> Your goal:
Your task is to print every entry below exactly as given.

> Data rows:
● ● ● ● ● ● ●

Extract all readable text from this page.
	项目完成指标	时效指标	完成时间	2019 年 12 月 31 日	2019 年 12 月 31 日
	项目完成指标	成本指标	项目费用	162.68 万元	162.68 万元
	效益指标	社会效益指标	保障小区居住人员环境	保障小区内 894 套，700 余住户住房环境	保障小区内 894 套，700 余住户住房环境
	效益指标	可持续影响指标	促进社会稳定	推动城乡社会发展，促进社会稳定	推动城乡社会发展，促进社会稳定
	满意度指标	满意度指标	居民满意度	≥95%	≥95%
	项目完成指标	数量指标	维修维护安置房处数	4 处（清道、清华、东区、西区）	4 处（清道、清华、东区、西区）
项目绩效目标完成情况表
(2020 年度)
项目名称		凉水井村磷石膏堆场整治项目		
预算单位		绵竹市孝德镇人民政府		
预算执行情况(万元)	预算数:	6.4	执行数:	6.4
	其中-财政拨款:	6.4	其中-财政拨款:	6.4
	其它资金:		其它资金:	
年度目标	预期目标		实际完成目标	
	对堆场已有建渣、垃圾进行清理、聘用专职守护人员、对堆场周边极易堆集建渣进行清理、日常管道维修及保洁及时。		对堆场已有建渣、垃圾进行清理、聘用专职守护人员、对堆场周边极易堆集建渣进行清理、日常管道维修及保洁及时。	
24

● ● ● ● ● ● ●

> Result of this task:
Extract all readable text from this page.
	项目完成指标	时效指标	完成时间	2019 年 12 月 31 日	2019 年 12 月 31 日
	项目完成指标	成本指标	项目费用	162.68 万元	162.68 万元
	效益指标	社会效益指标	保障小区居住人员环境	保障小区内 894 套，700 余住户住房环境	保障小区内 894 套，700 余住户住房环境
	效益指标	可持续影响指标	促进社会稳定	推动城乡社会发展，促进社会稳定	推动城乡社会发展，促进社会稳定
	满意度指标	满意度指标	居民满意度	≥95%	≥95%
	项目完成指标	数量指标	维修维护安置房处数	4 处（清道、清华、东区、西区）	4 处（清道、清华、东区、西区）
项目绩效目标完成情况表
(2020 年度)
项目名称		凉水井村磷石膏堆场整治项目		
预算单位		绵竹市孝德镇人民政府		
预算执行情况(万元)	预算数:	6.4	执行数:	6.4
	其中-财政拨款:	6.4	其中-财政拨款:	6.4
	其它资金:		其它资金:	
年度目标	预期目标		实际完成目标	
	对堆场已有建渣、垃圾进行清理、聘用专职守护人员、对堆场周边极易堆集建渣进行清理、日常管道维修及保洁及时。		对堆场已有建渣、垃圾进行清理、聘用专职守护人员、对堆场周边极易堆集建渣进行清理、日常管道维修及保洁及时。	
24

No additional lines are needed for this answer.